Task objective.
Within the listing below, locate all lines containing the word "request". Copy each one.

The data.

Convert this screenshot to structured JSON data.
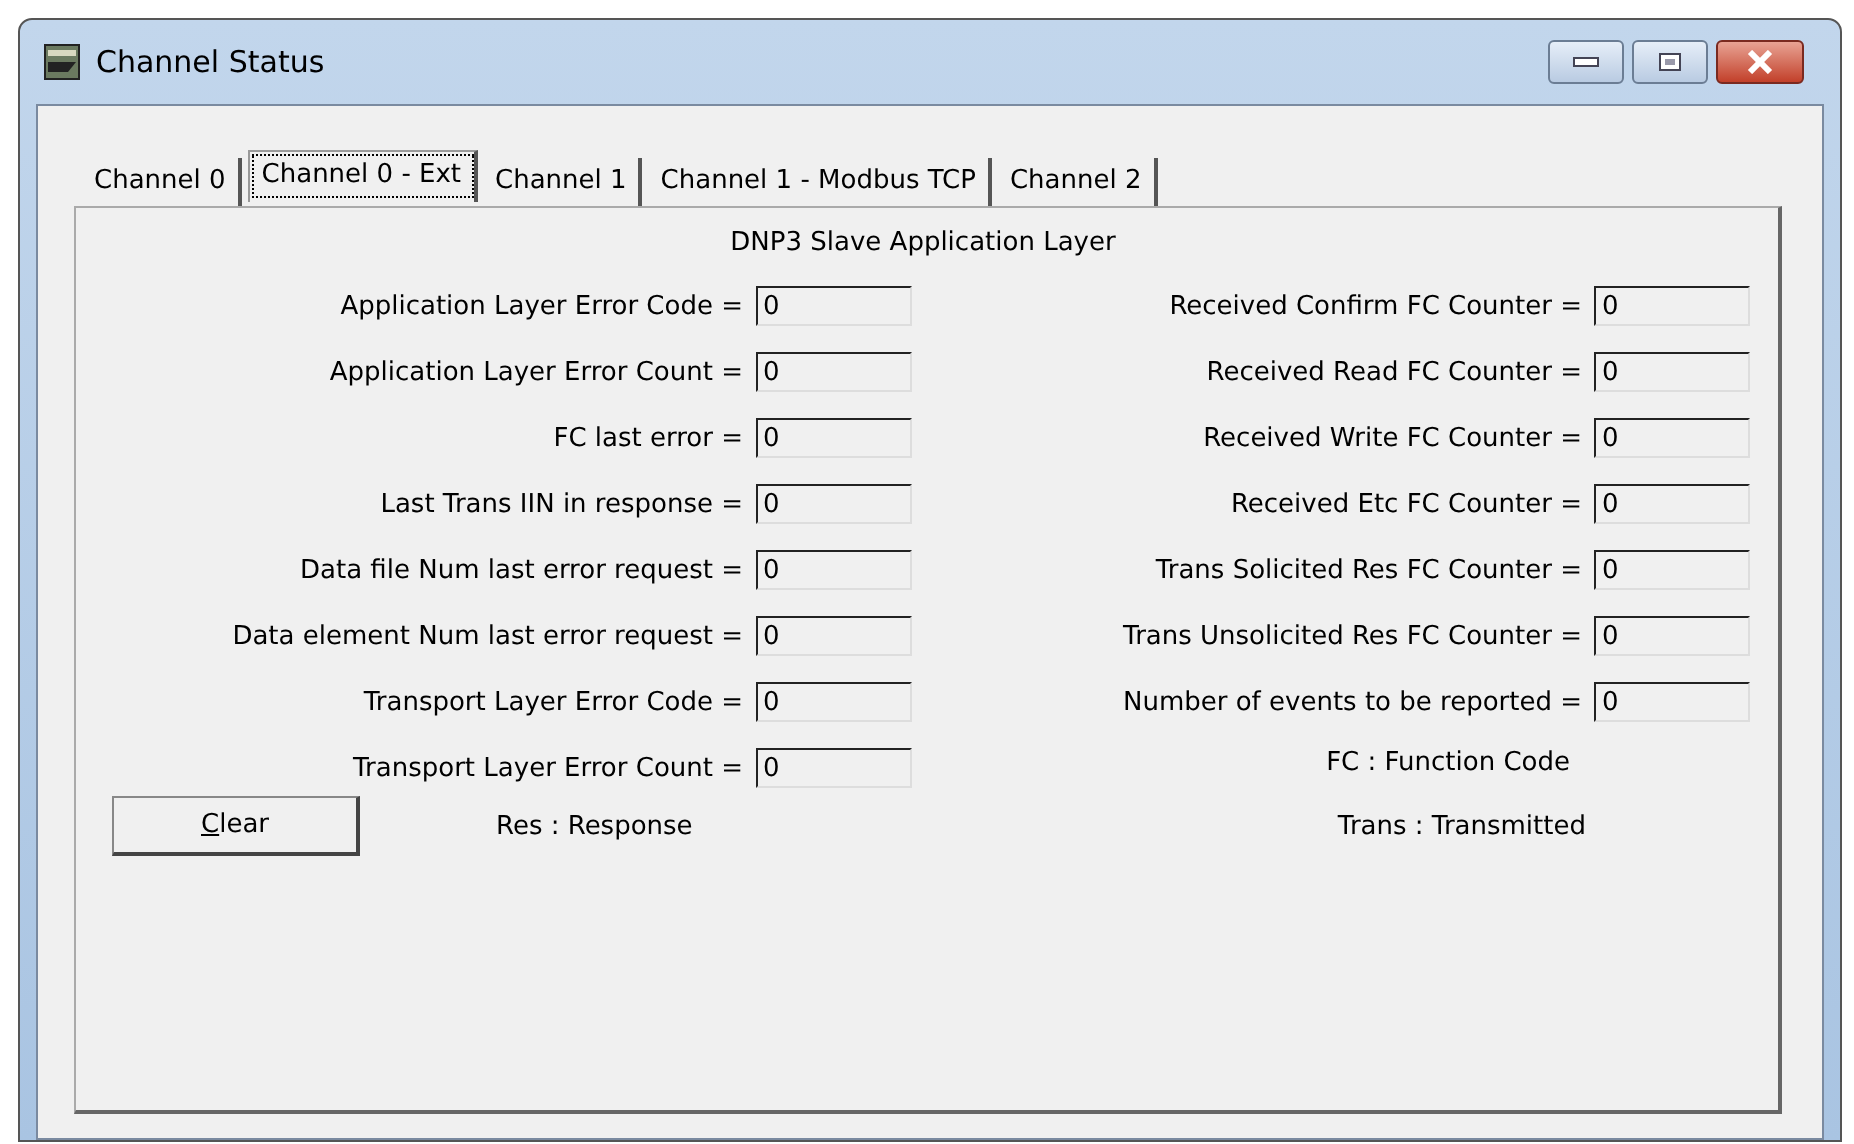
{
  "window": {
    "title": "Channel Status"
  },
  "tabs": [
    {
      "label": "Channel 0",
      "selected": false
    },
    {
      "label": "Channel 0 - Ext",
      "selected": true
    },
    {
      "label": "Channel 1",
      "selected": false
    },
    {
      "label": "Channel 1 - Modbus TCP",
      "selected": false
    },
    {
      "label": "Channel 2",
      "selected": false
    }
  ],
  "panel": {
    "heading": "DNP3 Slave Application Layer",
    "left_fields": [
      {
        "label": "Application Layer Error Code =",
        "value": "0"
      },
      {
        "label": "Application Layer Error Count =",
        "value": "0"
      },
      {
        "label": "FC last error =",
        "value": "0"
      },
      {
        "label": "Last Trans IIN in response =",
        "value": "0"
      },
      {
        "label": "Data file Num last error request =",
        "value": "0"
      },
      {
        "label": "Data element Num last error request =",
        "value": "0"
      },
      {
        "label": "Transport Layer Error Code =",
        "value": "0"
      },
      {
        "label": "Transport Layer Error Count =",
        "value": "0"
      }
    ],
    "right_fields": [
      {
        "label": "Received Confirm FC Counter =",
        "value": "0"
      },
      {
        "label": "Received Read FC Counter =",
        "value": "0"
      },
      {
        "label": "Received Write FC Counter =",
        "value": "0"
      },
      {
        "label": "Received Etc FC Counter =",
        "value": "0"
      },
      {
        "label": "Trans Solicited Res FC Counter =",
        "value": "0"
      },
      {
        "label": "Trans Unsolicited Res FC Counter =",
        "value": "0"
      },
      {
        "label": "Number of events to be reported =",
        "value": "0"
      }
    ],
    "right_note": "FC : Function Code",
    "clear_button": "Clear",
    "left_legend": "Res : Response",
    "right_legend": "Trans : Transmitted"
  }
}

Exercise response.
        "label": "Data file Num last error request =",
        "label": "Data element Num last error request =",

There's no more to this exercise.